### THE PROBLEM
Every entry that follows should be reproduced exactly.

### DATASET RECORDS
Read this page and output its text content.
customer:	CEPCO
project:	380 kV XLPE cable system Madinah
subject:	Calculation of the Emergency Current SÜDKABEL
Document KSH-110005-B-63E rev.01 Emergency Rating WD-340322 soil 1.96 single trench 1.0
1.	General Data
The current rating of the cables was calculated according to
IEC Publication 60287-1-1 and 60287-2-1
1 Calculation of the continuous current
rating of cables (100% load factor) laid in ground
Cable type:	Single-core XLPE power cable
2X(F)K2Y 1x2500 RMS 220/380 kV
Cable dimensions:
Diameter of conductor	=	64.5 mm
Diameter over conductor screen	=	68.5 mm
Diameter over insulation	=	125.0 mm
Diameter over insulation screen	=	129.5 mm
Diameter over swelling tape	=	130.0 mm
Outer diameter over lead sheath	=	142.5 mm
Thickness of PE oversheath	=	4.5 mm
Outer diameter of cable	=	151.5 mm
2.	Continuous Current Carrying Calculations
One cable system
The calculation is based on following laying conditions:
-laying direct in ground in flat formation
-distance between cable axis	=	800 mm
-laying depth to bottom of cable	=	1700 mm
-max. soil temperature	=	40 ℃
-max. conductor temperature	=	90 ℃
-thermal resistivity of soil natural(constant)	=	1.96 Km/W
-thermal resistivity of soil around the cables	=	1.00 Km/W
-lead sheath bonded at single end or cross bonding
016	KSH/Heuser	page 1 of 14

### CORRECT RESPONSE
Read this page and output its text content.
customer:	CEPCO
project:	380 kV XLPE cable system Madinah
subject:	Calculation of the Emergency Current SÜDKABEL
Document KSH-110005-B-63E rev.01 Emergency Rating WD-340322 soil 1.96 single trench 1.0
1.	General Data
The current rating of the cables was calculated according to
IEC Publication 60287-1-1 and 60287-2-1
1 Calculation of the continuous current
rating of cables (100% load factor) laid in ground
Cable type:	Single-core XLPE power cable
2X(F)K2Y 1x2500 RMS 220/380 kV
Cable dimensions:
Diameter of conductor	=	64.5 mm
Diameter over conductor screen	=	68.5 mm
Diameter over insulation	=	125.0 mm
Diameter over insulation screen	=	129.5 mm
Diameter over swelling tape	=	130.0 mm
Outer diameter over lead sheath	=	142.5 mm
Thickness of PE oversheath	=	4.5 mm
Outer diameter of cable	=	151.5 mm
2.	Continuous Current Carrying Calculations
One cable system
The calculation is based on following laying conditions:
-laying direct in ground in flat formation
-distance between cable axis	=	800 mm
-laying depth to bottom of cable	=	1700 mm
-max. soil temperature	=	40 ℃
-max. conductor temperature	=	90 ℃
-thermal resistivity of soil natural(constant)	=	1.96 Km/W
-thermal resistivity of soil around the cables	=	1.00 Km/W
-lead sheath bonded at single end or cross bonding
016	KSH/Heuser	page 1 of 14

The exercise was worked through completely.